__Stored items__
▬▬▬▬▬▬
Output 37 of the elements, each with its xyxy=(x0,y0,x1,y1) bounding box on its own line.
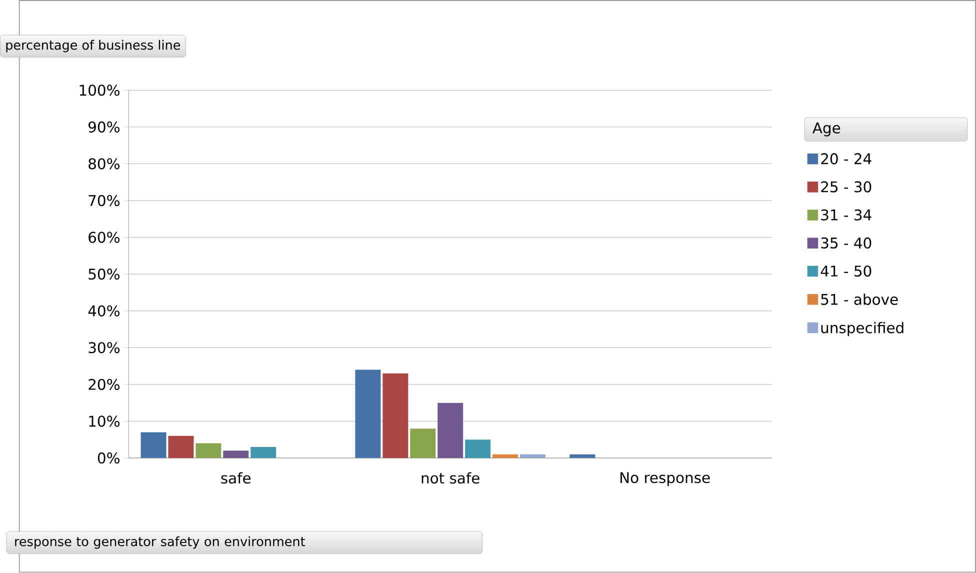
bar xyxy=(382,374,408,458)
legend-label: 41 - 50 xyxy=(820,266,872,277)
legend-label: 31 - 34 xyxy=(821,209,872,221)
bar xyxy=(570,454,596,458)
legend-label: unspecified xyxy=(821,322,904,336)
y-axis-title: percentage of business line xyxy=(6,40,180,52)
bar xyxy=(223,450,249,458)
bar xyxy=(355,370,381,458)
y-tick-label: 80% xyxy=(88,158,120,170)
y-tick-label: 0% xyxy=(98,452,120,464)
y-tick-label: 30% xyxy=(88,342,120,354)
y-tick-label: 100% xyxy=(80,84,120,96)
legend-label: 20 - 24 xyxy=(821,153,872,164)
bar xyxy=(465,440,491,458)
y-tick-label: 50% xyxy=(88,268,120,280)
legend-title: Age xyxy=(812,122,840,136)
y-tick-label: 60% xyxy=(88,232,120,244)
legend-label: 35 - 40 xyxy=(821,238,872,249)
bar xyxy=(438,402,464,458)
y-tick-label: 10% xyxy=(89,416,120,427)
y-tick-label: 40% xyxy=(88,305,120,317)
x-tick-label: No response xyxy=(620,472,710,486)
bar xyxy=(168,436,194,458)
bar xyxy=(140,432,166,458)
x-tick-label: safe xyxy=(221,472,251,484)
bar xyxy=(410,428,436,458)
bar xyxy=(492,454,518,458)
y-tick-label: 20% xyxy=(88,378,120,390)
bar xyxy=(520,454,546,458)
legend-label: 51 - above xyxy=(821,294,898,306)
x-tick-label: not safe xyxy=(422,472,480,484)
bar xyxy=(250,447,276,458)
x-axis-title: response to generator safety on environment xyxy=(15,536,306,549)
legend-label: 25 - 30 xyxy=(821,181,872,193)
y-tick-label: 90% xyxy=(88,122,120,133)
y-tick-label: 70% xyxy=(88,195,120,206)
bar xyxy=(196,443,222,458)
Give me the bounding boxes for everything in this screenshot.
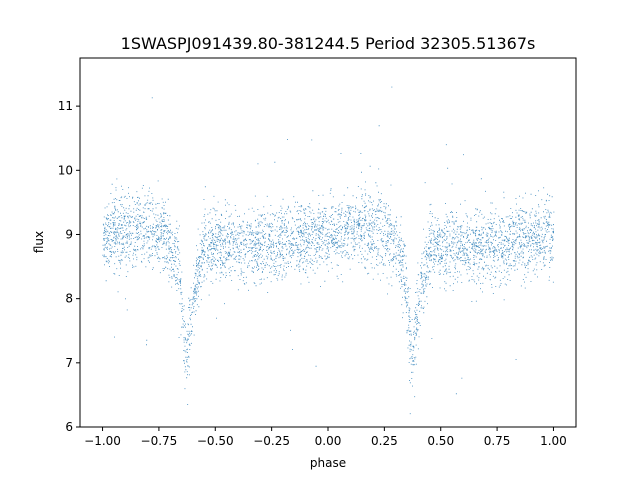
scatter-points <box>102 86 555 415</box>
y-tick-label: 9 <box>65 227 73 241</box>
x-tick-label: 1.00 <box>540 434 567 448</box>
y-tick-label: 11 <box>58 99 73 113</box>
y-tick-label: 10 <box>58 163 73 177</box>
x-tick-label: −0.50 <box>197 434 234 448</box>
x-axis: −1.00 −0.75 −0.50 −0.25 0.00 0.25 0.50 0.75 1.00 <box>84 427 567 448</box>
chart-title: 1SWASPJ091439.80-381244.5 Period 32305.5… <box>121 34 536 53</box>
y-tick-label: 8 <box>65 292 73 306</box>
y-tick-label: 7 <box>65 356 73 370</box>
x-tick-label: 0.50 <box>427 434 454 448</box>
x-tick-label: −0.25 <box>253 434 290 448</box>
y-tick-label: 6 <box>65 420 73 434</box>
x-tick-label: 0.75 <box>484 434 511 448</box>
x-tick-label: −1.00 <box>84 434 121 448</box>
x-axis-label: phase <box>310 456 346 470</box>
x-tick-label: 0.00 <box>315 434 342 448</box>
data-points <box>102 86 555 415</box>
x-tick-label: 0.25 <box>371 434 398 448</box>
y-axis-label: flux <box>32 231 46 253</box>
x-tick-label: −0.75 <box>141 434 178 448</box>
y-axis: 6 7 8 9 10 11 <box>58 99 80 434</box>
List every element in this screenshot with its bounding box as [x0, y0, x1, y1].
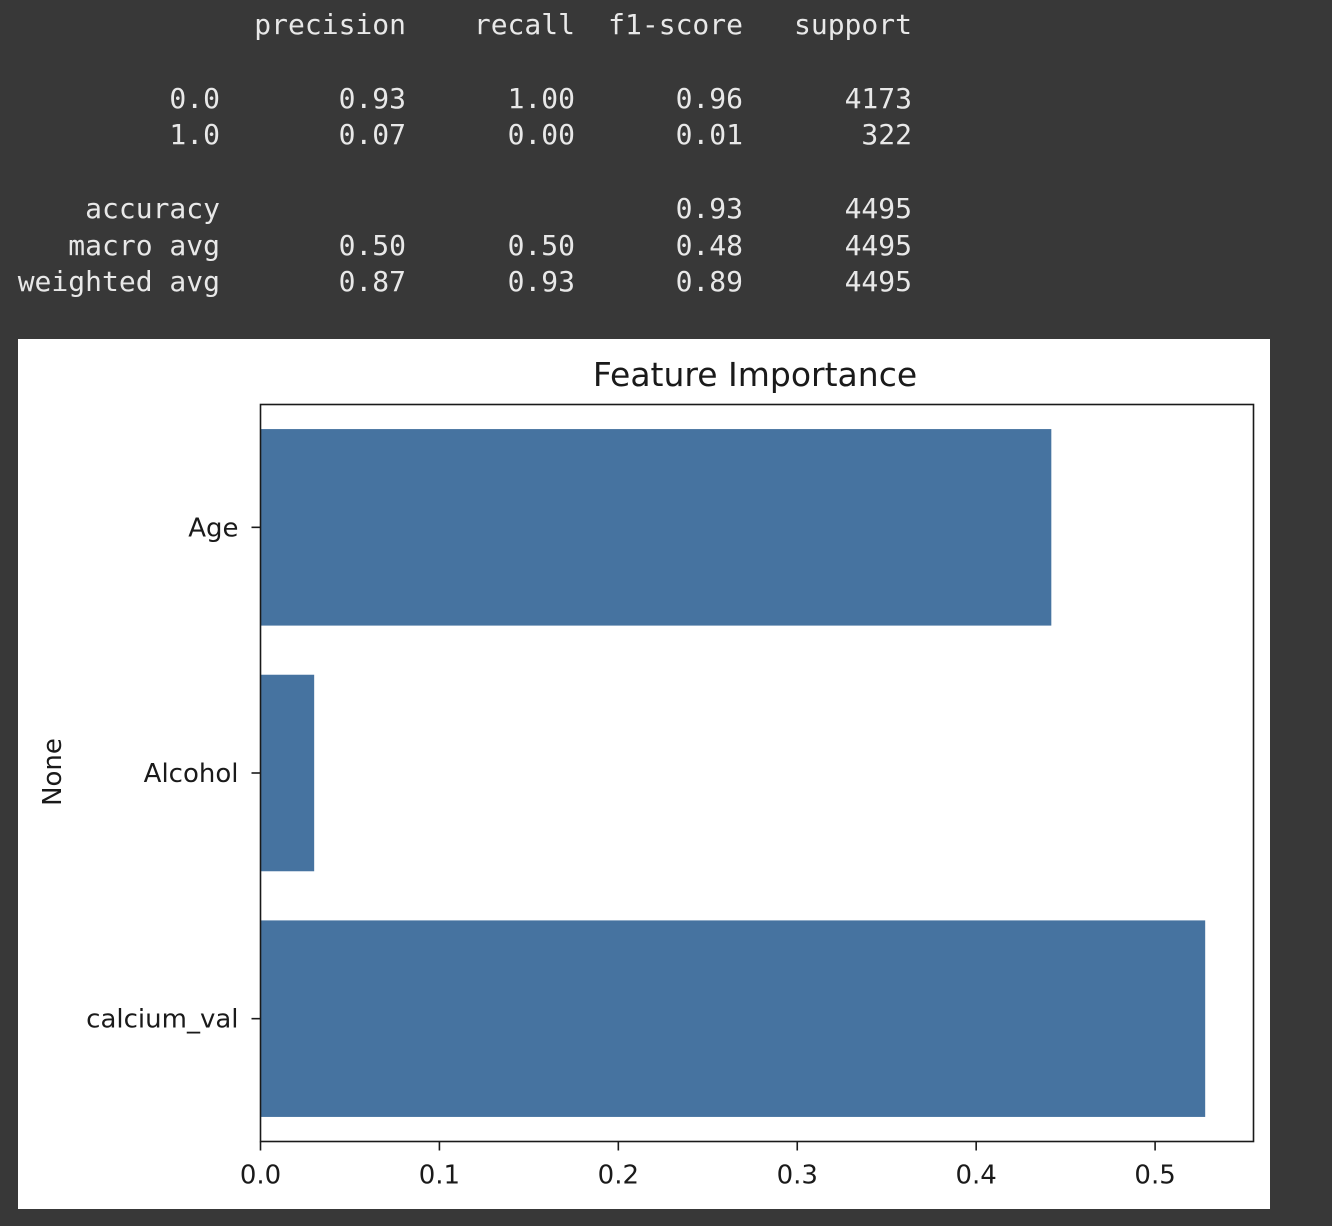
summary-recall: 0.50: [507, 229, 575, 262]
summary-f1: 0.89: [675, 265, 743, 298]
summary-f1: 0.48: [675, 229, 743, 262]
x-tick-label: 0.5: [1134, 1161, 1175, 1191]
row-label: 0.0: [169, 82, 220, 115]
row-precision: 0.93: [338, 82, 406, 115]
header-recall: recall: [473, 8, 575, 41]
bar-age: [260, 429, 1052, 626]
x-tick-label: 0.2: [598, 1161, 639, 1191]
summary-label: weighted avg: [17, 265, 220, 298]
accuracy-f1: 0.93: [675, 192, 743, 225]
y-axis-label: None: [38, 738, 68, 806]
y-ticks: Age Alcohol calcium_val: [86, 513, 261, 1035]
summary-support: 4495: [844, 265, 912, 298]
row-recall: 1.00: [507, 82, 575, 115]
row-f1: 0.96: [675, 82, 743, 115]
axes-frame: [259, 403, 1255, 1143]
x-tick-label: 0.0: [240, 1161, 281, 1191]
y-tick-label: Age: [188, 513, 238, 543]
row-label: 1.0: [169, 118, 220, 151]
header-precision: precision: [254, 8, 406, 41]
summary-precision: 0.50: [338, 229, 406, 262]
y-tick-label: Alcohol: [144, 759, 239, 789]
summary-precision: 0.87: [338, 265, 406, 298]
bar-alcohol: [260, 674, 315, 872]
row-support: 322: [861, 118, 912, 151]
y-tick-label: calcium_val: [86, 1005, 238, 1035]
summary-recall: 0.93: [507, 265, 575, 298]
feature-importance-chart: Feature Importance None Age Alcohol calciu…: [38, 355, 1255, 1191]
header-f1-score: f1-score: [608, 8, 743, 41]
row-precision: 0.07: [338, 118, 406, 151]
chart-title: Feature Importance: [593, 355, 917, 394]
x-ticks: 0.0 0.1 0.2 0.3 0.4 0.5: [240, 1141, 1176, 1191]
summary-label: macro avg: [68, 229, 220, 262]
plot-output: Feature Importance None Age Alcohol calciu…: [18, 339, 1270, 1209]
header-support: support: [793, 8, 912, 41]
x-tick-label: 0.4: [955, 1161, 996, 1191]
bars-layer: [260, 429, 1206, 1117]
row-support: 4173: [844, 82, 912, 115]
x-tick-label: 0.1: [419, 1161, 460, 1191]
row-f1: 0.01: [675, 118, 743, 151]
accuracy-label: accuracy: [85, 192, 220, 225]
row-recall: 0.00: [507, 118, 575, 151]
classification-report: precision recall f1-score support 0.0 0.…: [0, 0, 1332, 330]
x-tick-label: 0.3: [777, 1161, 818, 1191]
bar-calcium-val: [260, 920, 1206, 1117]
accuracy-support: 4495: [844, 192, 912, 225]
summary-support: 4495: [844, 229, 912, 262]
▬▬▬▬▬▬
__Work to be completed__
Please arrange the lines above as a JSON list of strings, one string per line, skipping blank lines and leaving out the pictures.

__Output for this task__
[
  "Output 37 of the elements, each with its xyxy=(x0,y0,x1,y1) bounding box on its own line.",
  "bar xyxy=(382,374,408,458)",
  "legend-label: 41 - 50 xyxy=(820,266,872,277)",
  "legend-label: 31 - 34 xyxy=(821,209,872,221)",
  "bar xyxy=(570,454,596,458)",
  "legend-label: unspecified xyxy=(821,322,904,336)",
  "y-axis-title: percentage of business line xyxy=(6,40,180,52)",
  "bar xyxy=(223,450,249,458)",
  "bar xyxy=(355,370,381,458)",
  "y-tick-label: 80% xyxy=(88,158,120,170)",
  "y-tick-label: 0% xyxy=(98,452,120,464)",
  "y-tick-label: 30% xyxy=(88,342,120,354)",
  "y-tick-label: 100% xyxy=(80,84,120,96)",
  "legend-label: 20 - 24 xyxy=(821,153,872,164)",
  "bar xyxy=(465,440,491,458)",
  "y-tick-label: 50% xyxy=(88,268,120,280)",
  "legend-title: Age xyxy=(812,122,840,136)",
  "y-tick-label: 60% xyxy=(88,232,120,244)",
  "legend-label: 35 - 40 xyxy=(821,238,872,249)",
  "bar xyxy=(438,402,464,458)",
  "y-tick-label: 10% xyxy=(89,416,120,427)",
  "y-tick-label: 40% xyxy=(88,305,120,317)",
  "x-tick-label: No response xyxy=(620,472,710,486)",
  "bar xyxy=(168,436,194,458)",
  "bar xyxy=(140,432,166,458)",
  "x-tick-label: safe xyxy=(221,472,251,484)",
  "bar xyxy=(410,428,436,458)",
  "bar xyxy=(492,454,518,458)",
  "y-tick-label: 20% xyxy=(88,378,120,390)",
  "bar xyxy=(520,454,546,458)",
  "legend-label: 51 - above xyxy=(821,294,898,306)",
  "x-tick-label: not safe xyxy=(422,472,480,484)",
  "bar xyxy=(250,447,276,458)",
  "x-axis-title: response to generator safety on environment xyxy=(15,536,306,549)",
  "legend-label: 25 - 30 xyxy=(821,181,872,193)",
  "y-tick-label: 90% xyxy=(88,122,120,133)",
  "y-tick-label: 70% xyxy=(88,195,120,206)",
  "bar xyxy=(196,443,222,458)",
  "Give me the bounding boxes for everything in this screenshot.",
  "scatter-points <box>102 86 555 415</box>",
  "y-tick-label: 9 <box>65 227 73 241</box>",
  "x-tick-label: 1.00 <box>540 434 567 448</box>",
  "y-tick-label: 11 <box>58 99 73 113</box>",
  "y-tick-label: 10 <box>58 163 73 177</box>",
  "x-tick-label: −0.50 <box>197 434 234 448</box>",
  "x-axis: −1.00 −0.75 −0.50 −0.25 0.00 0.25 0.50 0.75 1.00 <box>84 427 567 448</box>",
  "chart-title: 1SWASPJ091439.80-381244.5 Period 32305.5… <box>121 34 536 53</box>",
  "y-tick-label: 8 <box>65 292 73 306</box>",
  "y-tick-label: 7 <box>65 356 73 370</box>",
  "x-tick-label: 0.50 <box>427 434 454 448</box>",
  "x-tick-label: −0.25 <box>253 434 290 448</box>",
  "y-tick-label: 6 <box>65 420 73 434</box>",
  "x-tick-label: 0.75 <box>484 434 511 448</box>",
  "x-tick-label: −1.00 <box>84 434 121 448</box>",
  "x-axis-label: phase <box>310 456 346 470</box>",
  "x-tick-label: 0.00 <box>315 434 342 448</box>",
  "data-points <box>102 86 555 415</box>",
  "x-tick-label: 0.25 <box>371 434 398 448</box>",
  "y-axis-label: flux <box>32 231 46 253</box>",
  "x-tick-label: −0.75 <box>141 434 178 448</box>",
  "y-axis: 6 7 8 9 10 11 <box>58 99 80 434</box>",
  "List every element in this screenshot with its bounding box as [x0, y0, x1, y1].",
  "summary-recall: 0.50: [507, 229, 575, 262]",
  "summary-f1: 0.89: [675, 265, 743, 298]",
  "summary-f1: 0.48: [675, 229, 743, 262]",
  "x-tick-label: 0.5: [1134, 1161, 1175, 1191]",
  "row-label: 0.0: [169, 82, 220, 115]",
  "row-precision: 0.93: [338, 82, 406, 115]",
  "header-recall: recall: [473, 8, 575, 41]",
  "bar-age: [260, 429, 1052, 626]",
  "x-tick-label: 0.2: [598, 1161, 639, 1191]",
  "summary-label: weighted avg: [17, 265, 220, 298]",
  "accuracy-f1: 0.93: [675, 192, 743, 225]",
  "y-axis-label: None: [38, 738, 68, 806]",
  "y-ticks: Age Alcohol calcium_val: [86, 513, 261, 1035]",
  "summary-support: 4495: [844, 265, 912, 298]",
  "row-recall: 1.00: [507, 82, 575, 115]",
  "row-f1: 0.96: [675, 82, 743, 115]",
  "axes-frame: [259, 403, 1255, 1143]",
  "x-tick-label: 0.0: [240, 1161, 281, 1191]",
  "y-tick-label: Age: [188, 513, 238, 543]",
  "row-label: 1.0: [169, 118, 220, 151]",
  "header-precision: precision: [254, 8, 406, 41]",
  "summary-precision: 0.50: [338, 229, 406, 262]",
  "y-tick-label: Alcohol: [144, 759, 239, 789]",
  "summary-precision: 0.87: [338, 265, 406, 298]",
  "bar-alcohol: [260, 674, 315, 872]",
  "row-support: 322: [861, 118, 912, 151]",
  "y-tick-label: calcium_val: [86, 1005, 238, 1035]",
  "summary-recall: 0.93: [507, 265, 575, 298]",
  "feature-importance-chart: Feature Importance None Age Alcohol calciu…: [38, 355, 1255, 1191]",
  "header-f1-score: f1-score: [608, 8, 743, 41]",
  "row-precision: 0.07: [338, 118, 406, 151]",
  "chart-title: Feature Importance: [593, 355, 917, 394]",
  "x-ticks: 0.0 0.1 0.2 0.3 0.4 0.5: [240, 1141, 1176, 1191]",
  "summary-label: macro avg: [68, 229, 220, 262]",
  "plot-output: Feature Importance None Age Alcohol calciu…: [18, 339, 1270, 1209]",
  "header-support: support: [793, 8, 912, 41]",
  "x-tick-label: 0.4: [955, 1161, 996, 1191]",
  "bars-layer: [260, 429, 1206, 1117]",
  "row-support: 4173: [844, 82, 912, 115]",
  "x-tick-label: 0.1: [419, 1161, 460, 1191]",
  "row-f1: 0.01: [675, 118, 743, 151]",
  "accuracy-label: accuracy: [85, 192, 220, 225]",
  "row-recall: 0.00: [507, 118, 575, 151]",
  "classification-report: precision recall f1-score support 0.0 0.…: [0, 0, 1332, 330]",
  "x-tick-label: 0.3: [777, 1161, 818, 1191]",
  "bar-calcium-val: [260, 920, 1206, 1117]",
  "accuracy-support: 4495: [844, 192, 912, 225]",
  "summary-support: 4495: [844, 229, 912, 262]"
]